[EXERCISE MATERIAL start]

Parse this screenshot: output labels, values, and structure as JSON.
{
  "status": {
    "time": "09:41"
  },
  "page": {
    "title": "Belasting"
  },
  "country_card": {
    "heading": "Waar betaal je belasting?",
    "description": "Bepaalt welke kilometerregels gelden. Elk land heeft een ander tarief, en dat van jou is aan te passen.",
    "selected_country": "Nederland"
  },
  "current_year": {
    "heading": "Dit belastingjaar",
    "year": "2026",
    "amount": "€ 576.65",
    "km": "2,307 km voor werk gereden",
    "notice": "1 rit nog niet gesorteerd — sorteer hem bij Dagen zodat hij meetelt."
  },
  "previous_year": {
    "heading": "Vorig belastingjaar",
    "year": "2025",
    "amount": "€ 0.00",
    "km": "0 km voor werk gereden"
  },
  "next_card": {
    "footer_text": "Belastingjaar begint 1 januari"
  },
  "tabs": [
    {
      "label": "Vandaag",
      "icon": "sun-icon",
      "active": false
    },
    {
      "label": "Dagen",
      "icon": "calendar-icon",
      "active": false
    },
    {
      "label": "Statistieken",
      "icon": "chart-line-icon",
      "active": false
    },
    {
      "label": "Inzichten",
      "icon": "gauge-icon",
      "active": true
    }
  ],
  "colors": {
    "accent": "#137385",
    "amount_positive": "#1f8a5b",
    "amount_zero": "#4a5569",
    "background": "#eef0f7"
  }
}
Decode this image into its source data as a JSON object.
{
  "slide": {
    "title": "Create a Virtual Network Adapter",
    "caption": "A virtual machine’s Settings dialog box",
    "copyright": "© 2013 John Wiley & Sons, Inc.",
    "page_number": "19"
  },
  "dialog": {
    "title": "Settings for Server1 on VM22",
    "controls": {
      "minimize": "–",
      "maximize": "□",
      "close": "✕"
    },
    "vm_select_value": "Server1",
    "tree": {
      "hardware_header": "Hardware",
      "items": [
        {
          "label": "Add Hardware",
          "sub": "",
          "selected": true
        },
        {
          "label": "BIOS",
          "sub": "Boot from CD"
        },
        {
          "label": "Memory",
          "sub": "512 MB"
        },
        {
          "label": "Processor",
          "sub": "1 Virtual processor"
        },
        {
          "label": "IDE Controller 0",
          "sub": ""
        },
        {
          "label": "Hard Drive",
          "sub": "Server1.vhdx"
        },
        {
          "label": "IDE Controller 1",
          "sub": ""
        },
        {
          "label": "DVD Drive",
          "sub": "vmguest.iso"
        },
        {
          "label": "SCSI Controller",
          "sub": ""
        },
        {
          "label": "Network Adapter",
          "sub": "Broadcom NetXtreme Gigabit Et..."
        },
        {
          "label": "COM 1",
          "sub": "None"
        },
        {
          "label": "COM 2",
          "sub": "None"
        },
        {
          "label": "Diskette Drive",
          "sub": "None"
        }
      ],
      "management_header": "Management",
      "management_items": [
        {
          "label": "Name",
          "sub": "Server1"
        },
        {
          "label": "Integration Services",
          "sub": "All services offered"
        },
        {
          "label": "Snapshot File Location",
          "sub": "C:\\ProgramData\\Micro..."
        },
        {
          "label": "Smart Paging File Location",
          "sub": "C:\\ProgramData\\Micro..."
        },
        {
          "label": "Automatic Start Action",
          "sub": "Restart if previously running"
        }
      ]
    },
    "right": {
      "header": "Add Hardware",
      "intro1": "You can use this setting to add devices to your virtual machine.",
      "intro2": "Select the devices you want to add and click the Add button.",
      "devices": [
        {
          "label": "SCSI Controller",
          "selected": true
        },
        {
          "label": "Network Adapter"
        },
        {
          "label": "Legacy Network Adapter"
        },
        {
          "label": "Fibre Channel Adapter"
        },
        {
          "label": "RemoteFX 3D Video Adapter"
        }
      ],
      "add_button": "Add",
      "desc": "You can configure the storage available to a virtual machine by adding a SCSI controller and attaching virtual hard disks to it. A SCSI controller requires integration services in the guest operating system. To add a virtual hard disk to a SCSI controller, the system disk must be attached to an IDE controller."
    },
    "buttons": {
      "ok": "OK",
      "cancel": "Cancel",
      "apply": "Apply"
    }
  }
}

[EXERCISE MATERIAL end]

DIRECTION =>
From the data above, count the lines where "Drive" occurs and give that figure and nothing else.

EXERCISE RESPONSE =>
3